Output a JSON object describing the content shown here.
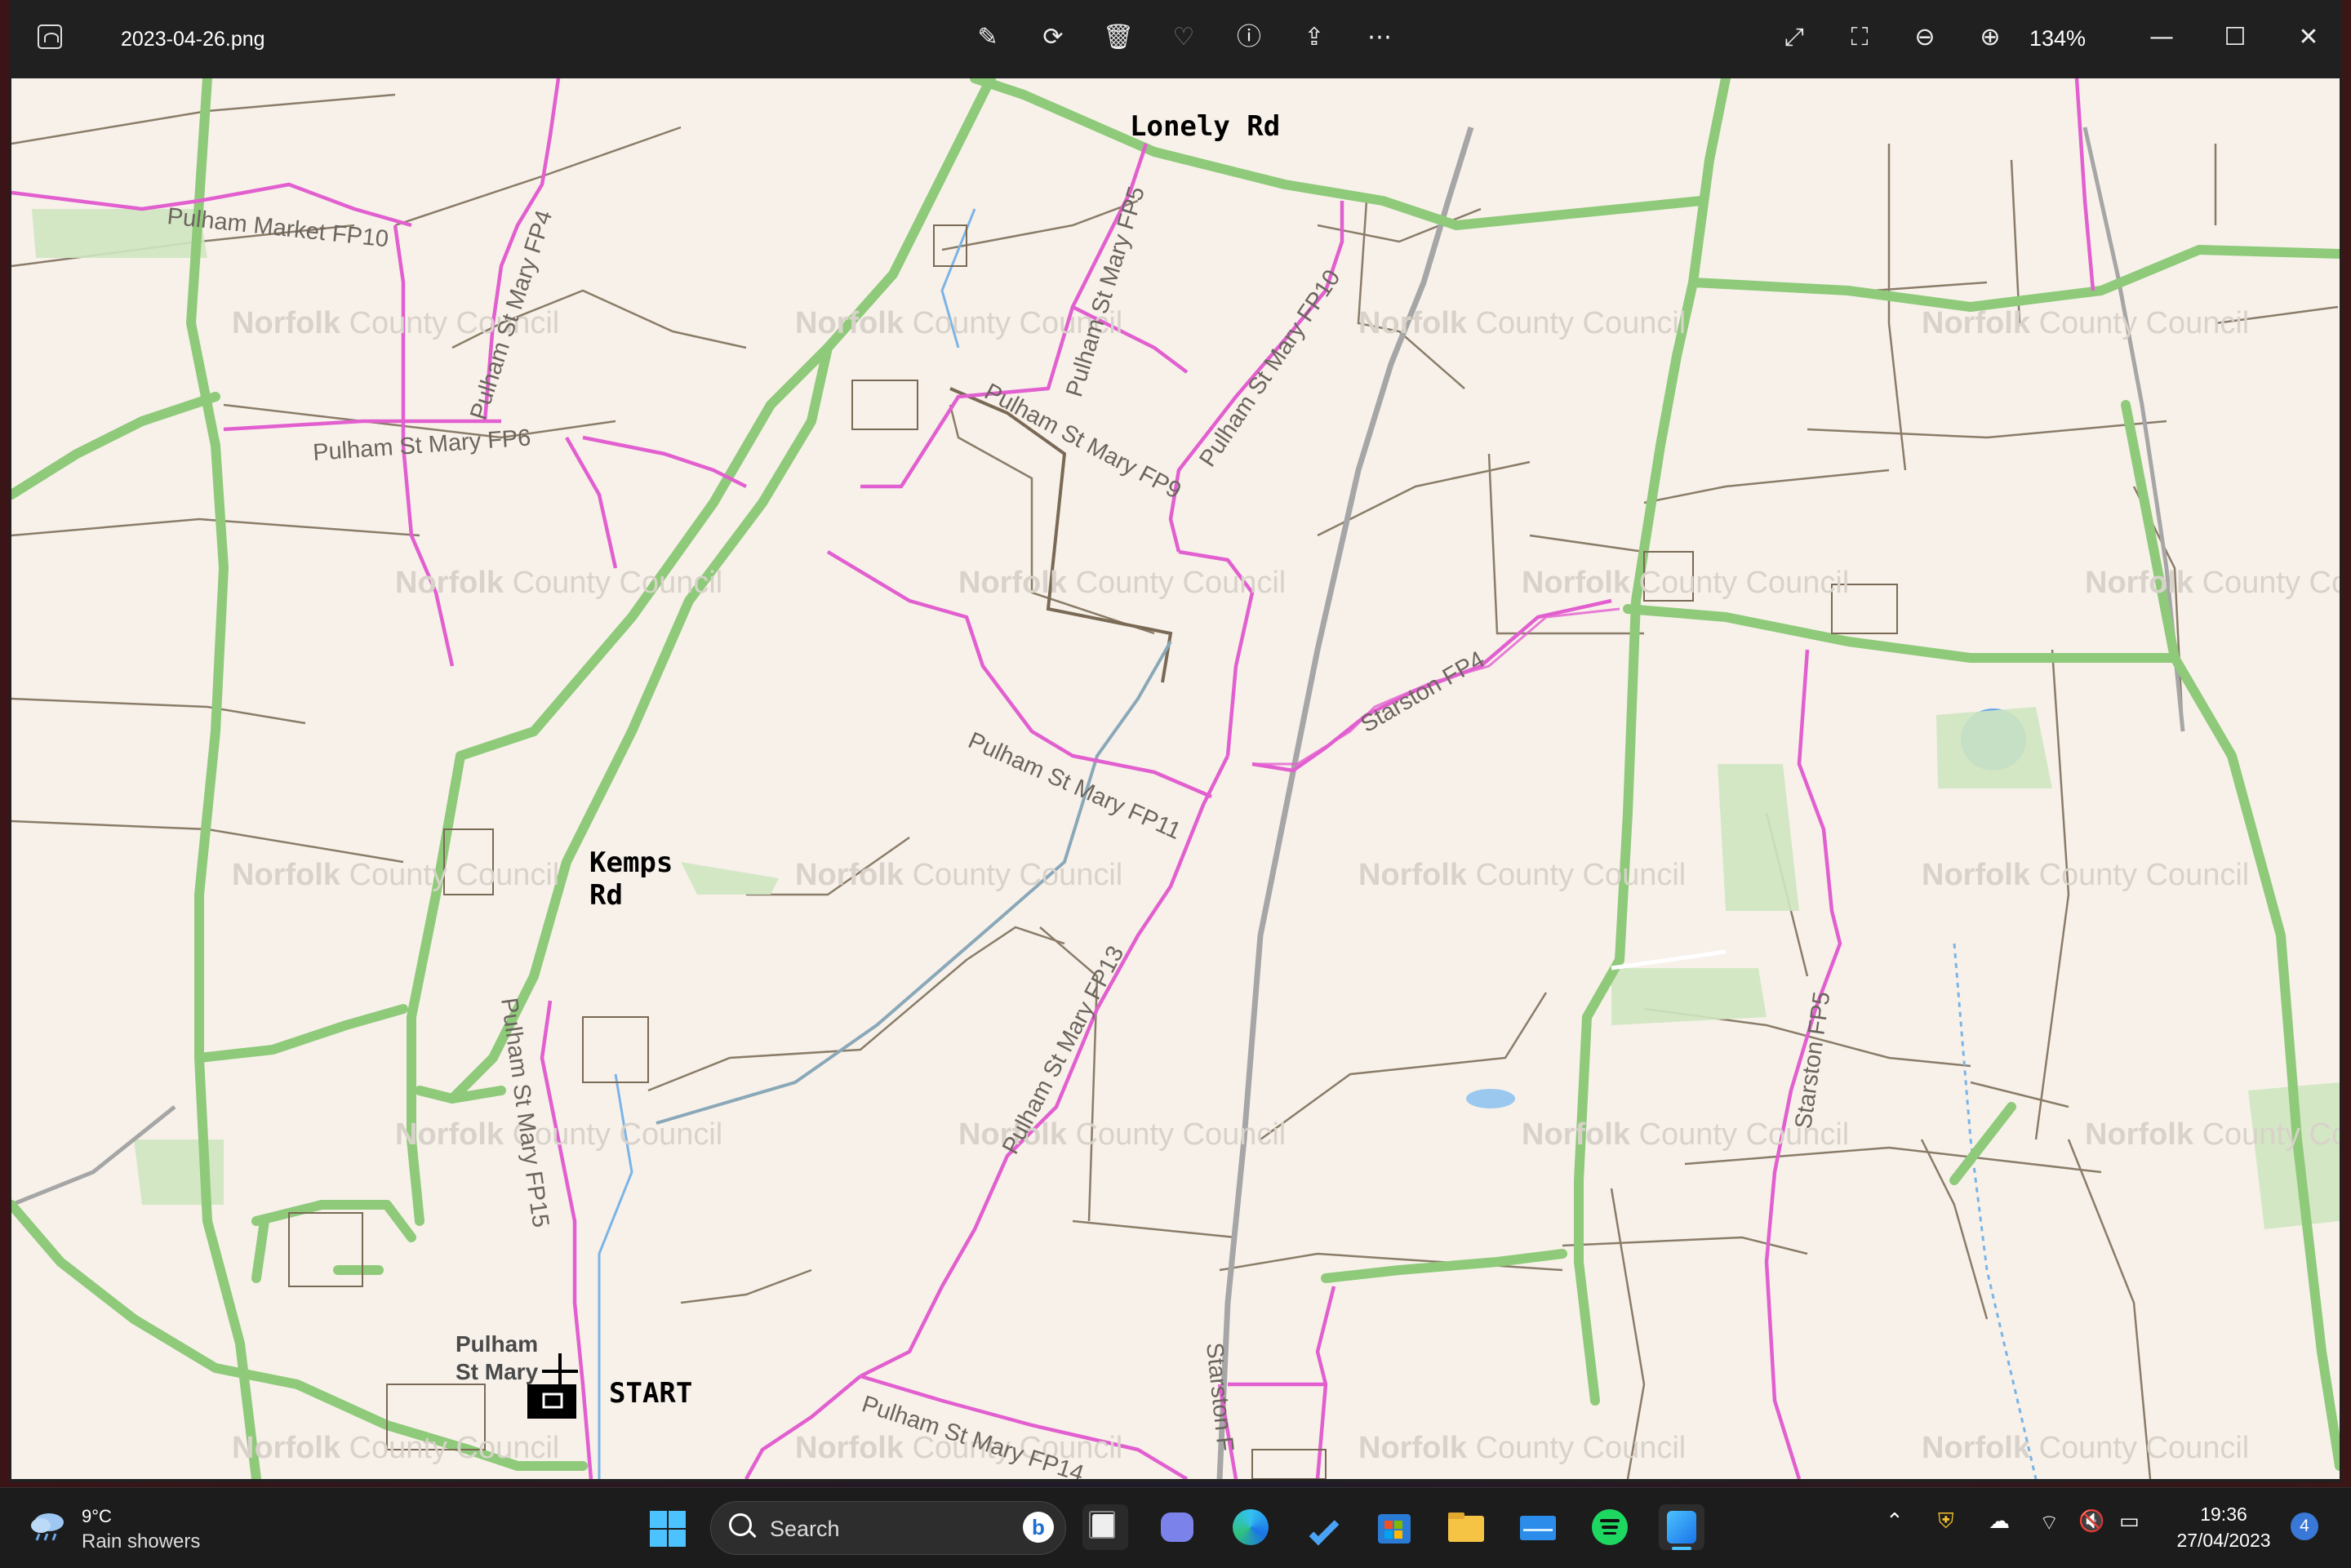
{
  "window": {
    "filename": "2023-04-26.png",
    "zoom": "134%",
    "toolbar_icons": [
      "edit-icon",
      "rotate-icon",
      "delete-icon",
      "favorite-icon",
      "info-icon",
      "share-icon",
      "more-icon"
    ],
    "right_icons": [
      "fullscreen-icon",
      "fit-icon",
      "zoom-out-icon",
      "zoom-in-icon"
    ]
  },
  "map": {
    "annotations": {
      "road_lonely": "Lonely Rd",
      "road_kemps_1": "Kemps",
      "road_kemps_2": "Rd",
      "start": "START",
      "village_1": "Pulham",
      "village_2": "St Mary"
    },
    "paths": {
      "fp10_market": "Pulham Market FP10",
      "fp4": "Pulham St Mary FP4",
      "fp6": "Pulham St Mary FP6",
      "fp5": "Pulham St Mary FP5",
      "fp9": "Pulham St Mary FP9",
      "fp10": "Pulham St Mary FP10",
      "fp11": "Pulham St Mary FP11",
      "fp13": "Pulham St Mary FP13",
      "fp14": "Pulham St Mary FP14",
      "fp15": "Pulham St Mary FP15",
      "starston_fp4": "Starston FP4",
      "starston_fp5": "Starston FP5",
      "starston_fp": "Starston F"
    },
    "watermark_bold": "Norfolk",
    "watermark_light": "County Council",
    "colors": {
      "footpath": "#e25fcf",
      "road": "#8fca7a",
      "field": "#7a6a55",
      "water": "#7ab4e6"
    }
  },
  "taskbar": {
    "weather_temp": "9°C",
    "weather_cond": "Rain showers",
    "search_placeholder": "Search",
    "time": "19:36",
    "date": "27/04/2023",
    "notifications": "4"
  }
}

===

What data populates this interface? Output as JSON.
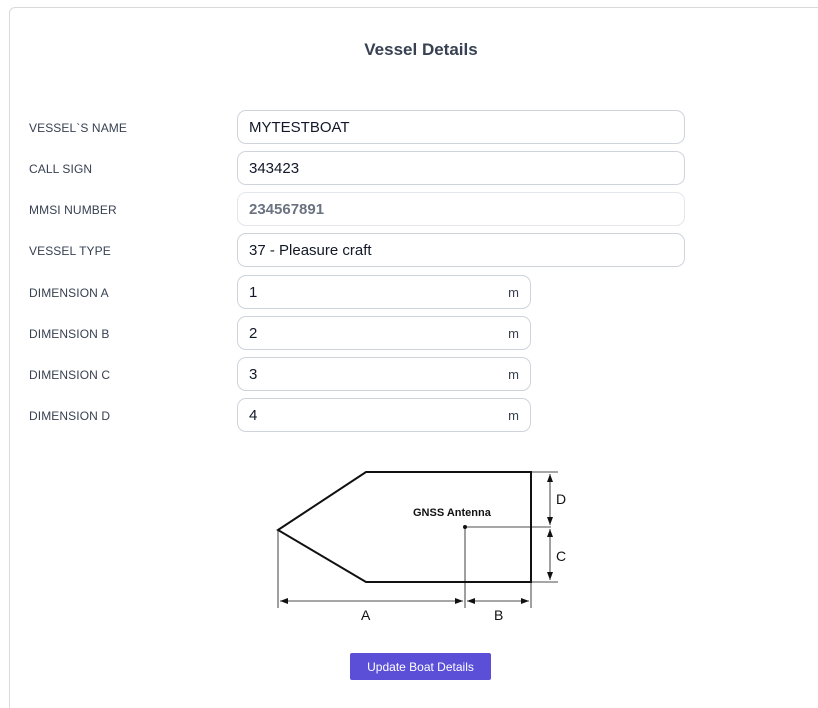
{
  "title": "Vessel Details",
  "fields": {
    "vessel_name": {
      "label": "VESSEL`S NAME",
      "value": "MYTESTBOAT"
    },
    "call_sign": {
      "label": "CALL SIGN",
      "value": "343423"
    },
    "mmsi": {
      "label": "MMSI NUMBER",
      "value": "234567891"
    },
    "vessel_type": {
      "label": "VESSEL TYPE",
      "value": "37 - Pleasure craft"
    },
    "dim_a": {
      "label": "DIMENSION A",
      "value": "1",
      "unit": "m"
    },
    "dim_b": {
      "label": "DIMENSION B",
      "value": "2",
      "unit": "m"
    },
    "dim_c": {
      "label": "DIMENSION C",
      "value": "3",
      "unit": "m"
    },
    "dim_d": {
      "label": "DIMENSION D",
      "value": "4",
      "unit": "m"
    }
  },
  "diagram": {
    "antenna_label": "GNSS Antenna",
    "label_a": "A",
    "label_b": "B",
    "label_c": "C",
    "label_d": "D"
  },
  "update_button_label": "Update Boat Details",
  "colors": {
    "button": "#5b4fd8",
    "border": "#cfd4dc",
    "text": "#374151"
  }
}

===

■ **Do this**: Your task is to collect every line above that contains the word "Details".

■ **Reply**:
  "title": "Vessel Details",
  "update_button_label": "Update Boat Details",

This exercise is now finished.